◆ Problem set
1) According to the cannabis arteritis text, in what year was the condition first reported?
2) Copy the part of the cannabis arteritis text that opens with "Cannabis arteritis, first" and closes with "were documented worldwide.", substituting "young adults" for "young men".

◆ Text passage
□ □ □ □ □ □ □
= Cannabis arteritis =

Peripheral vascular disease

Cannabis arteritis, first reported in 1960, is a rare, peripheral vascular disease that has been associated with chronic cannabis use. The condition is characterized by ischemia and necrosis, typically of the lower limbs. Treatment usually involves cessation of cannabis use in addition to supportive medical and surgical measures depending on severity. In 2008, it was reported that 25% to 40% of patients with CA (cannabis arteritis) required amputations.

== Epidemiology ==
Fewer than 100 confirmed cases have been described in medical literature, mostly involving young men in their 20s or 30s. Between 1960 and 2008, approximately 50 cases were documented worldwide.

== Signs and symptoms ==
Symptoms may include claudication, Raynaud's phenomenon, sub-acute distal ischemia of lower limbs, absence of distal pulses, distal necrosis or gangrene of lower limbs, and venous thrombosis. Through arteriography, vascular occlusions, distal segmental lesions, and proximal lesions have been found.

== Case reports ==
An example of CA's progression can be observed through a case study of a 27-year-old woman and chronic cannabis user. In her case, it began with a bluish color in the skin, accompanied by extreme pain. After a few days, the patient developed a necrotic lesion. Through Doppler ultrasound examination, the arteries and blood flow both appeared normal. Further tests ruled out autoimmune and systemic diseases.

She stopped consuming cannabis and tobacco, and started a treatment of anticoagulants, aspirin, prostaglandin, and hyperbaric oxygen therapy. Through these measures, the necrosis stopped evolving; however, it did not regress. She required an amputation to remove the necrotic parts.
□ □ □ □ □ □ □
◆ Stored data

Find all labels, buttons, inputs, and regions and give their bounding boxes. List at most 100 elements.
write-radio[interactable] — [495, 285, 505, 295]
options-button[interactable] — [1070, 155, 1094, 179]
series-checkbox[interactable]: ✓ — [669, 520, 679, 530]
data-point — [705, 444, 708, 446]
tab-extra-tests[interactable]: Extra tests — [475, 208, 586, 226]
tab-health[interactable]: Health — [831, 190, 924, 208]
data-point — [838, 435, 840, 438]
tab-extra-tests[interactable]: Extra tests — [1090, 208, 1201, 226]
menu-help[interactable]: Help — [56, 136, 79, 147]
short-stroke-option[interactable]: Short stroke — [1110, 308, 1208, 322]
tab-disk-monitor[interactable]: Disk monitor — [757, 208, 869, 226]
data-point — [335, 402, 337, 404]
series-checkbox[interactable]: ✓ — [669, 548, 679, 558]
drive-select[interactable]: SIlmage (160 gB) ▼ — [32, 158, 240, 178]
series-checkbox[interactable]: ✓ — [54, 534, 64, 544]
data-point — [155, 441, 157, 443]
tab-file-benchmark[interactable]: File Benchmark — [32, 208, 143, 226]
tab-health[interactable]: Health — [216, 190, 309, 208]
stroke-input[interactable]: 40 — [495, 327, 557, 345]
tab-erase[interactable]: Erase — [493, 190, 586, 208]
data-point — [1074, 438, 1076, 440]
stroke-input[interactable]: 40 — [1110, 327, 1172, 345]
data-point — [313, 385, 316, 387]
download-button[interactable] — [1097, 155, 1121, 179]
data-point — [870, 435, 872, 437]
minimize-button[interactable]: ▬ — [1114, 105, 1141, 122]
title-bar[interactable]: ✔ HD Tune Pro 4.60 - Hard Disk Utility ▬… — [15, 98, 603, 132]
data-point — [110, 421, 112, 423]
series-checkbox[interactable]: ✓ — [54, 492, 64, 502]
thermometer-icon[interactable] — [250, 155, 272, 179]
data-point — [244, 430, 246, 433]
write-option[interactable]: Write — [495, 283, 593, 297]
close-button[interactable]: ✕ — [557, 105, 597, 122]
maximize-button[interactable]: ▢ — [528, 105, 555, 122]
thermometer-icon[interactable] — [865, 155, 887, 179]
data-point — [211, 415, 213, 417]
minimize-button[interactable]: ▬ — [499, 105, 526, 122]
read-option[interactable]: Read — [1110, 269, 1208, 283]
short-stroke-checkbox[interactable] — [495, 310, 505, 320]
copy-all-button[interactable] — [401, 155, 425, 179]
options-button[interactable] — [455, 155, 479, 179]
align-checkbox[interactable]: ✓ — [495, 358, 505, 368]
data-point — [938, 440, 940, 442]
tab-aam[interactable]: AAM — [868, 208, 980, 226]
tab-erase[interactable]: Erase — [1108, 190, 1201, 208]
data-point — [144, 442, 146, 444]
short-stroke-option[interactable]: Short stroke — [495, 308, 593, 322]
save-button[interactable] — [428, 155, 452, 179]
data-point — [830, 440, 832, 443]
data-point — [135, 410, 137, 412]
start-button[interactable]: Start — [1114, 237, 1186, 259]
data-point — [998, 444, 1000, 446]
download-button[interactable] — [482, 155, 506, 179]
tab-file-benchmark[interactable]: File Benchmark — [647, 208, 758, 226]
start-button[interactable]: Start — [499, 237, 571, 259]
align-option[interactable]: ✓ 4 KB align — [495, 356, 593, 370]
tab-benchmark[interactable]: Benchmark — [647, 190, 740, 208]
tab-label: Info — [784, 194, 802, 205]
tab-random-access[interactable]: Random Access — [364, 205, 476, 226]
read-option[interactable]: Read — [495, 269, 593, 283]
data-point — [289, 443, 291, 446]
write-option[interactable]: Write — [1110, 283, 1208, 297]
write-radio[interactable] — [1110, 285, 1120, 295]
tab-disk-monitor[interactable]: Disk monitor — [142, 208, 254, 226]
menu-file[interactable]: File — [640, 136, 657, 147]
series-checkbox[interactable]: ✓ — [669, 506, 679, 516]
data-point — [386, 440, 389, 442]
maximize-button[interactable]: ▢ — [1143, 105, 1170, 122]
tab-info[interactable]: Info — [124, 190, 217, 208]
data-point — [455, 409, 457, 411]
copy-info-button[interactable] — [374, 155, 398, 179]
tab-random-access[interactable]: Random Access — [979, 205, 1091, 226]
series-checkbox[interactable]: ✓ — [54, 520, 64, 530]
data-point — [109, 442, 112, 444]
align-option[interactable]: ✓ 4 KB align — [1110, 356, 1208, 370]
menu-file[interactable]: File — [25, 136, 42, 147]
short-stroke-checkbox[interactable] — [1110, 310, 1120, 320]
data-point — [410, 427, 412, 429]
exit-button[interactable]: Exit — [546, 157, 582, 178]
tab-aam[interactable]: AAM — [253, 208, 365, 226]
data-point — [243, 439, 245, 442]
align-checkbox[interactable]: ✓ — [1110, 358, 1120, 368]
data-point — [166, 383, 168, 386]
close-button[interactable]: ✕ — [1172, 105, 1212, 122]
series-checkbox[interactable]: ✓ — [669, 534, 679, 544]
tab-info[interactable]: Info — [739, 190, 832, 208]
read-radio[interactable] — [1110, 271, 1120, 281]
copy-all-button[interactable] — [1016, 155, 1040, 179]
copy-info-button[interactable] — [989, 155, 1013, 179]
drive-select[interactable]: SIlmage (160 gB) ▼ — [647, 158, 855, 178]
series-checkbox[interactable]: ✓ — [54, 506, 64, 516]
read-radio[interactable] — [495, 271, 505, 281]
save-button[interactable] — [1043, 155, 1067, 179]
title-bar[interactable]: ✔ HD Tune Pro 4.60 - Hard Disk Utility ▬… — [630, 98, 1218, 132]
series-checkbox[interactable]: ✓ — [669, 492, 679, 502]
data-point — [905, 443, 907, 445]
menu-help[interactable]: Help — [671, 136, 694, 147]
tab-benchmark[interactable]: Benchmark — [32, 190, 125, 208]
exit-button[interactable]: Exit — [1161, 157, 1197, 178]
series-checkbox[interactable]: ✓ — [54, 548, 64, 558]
□ □ □ □ □ □ □
◆ Solution set
1) In 1960.

2)
Cannabis arteritis, first reported in 1960, is a rare, peripheral vascular disease that has been associated with chronic cannabis use. The condition is characterized by ischemia and necrosis, typically of the lower limbs. Treatment usually involves cessation of cannabis use in addition to supportive medical and surgical measures depending on severity. In 2008, it was reported that 25% to 40% of patients with CA (cannabis arteritis) required amputations.

== Epidemiology ==
Fewer than 100 confirmed cases have been described in medical literature, mostly involving young adults in their 20s or 30s. Between 1960 and 2008, approximately 50 cases were documented worldwide.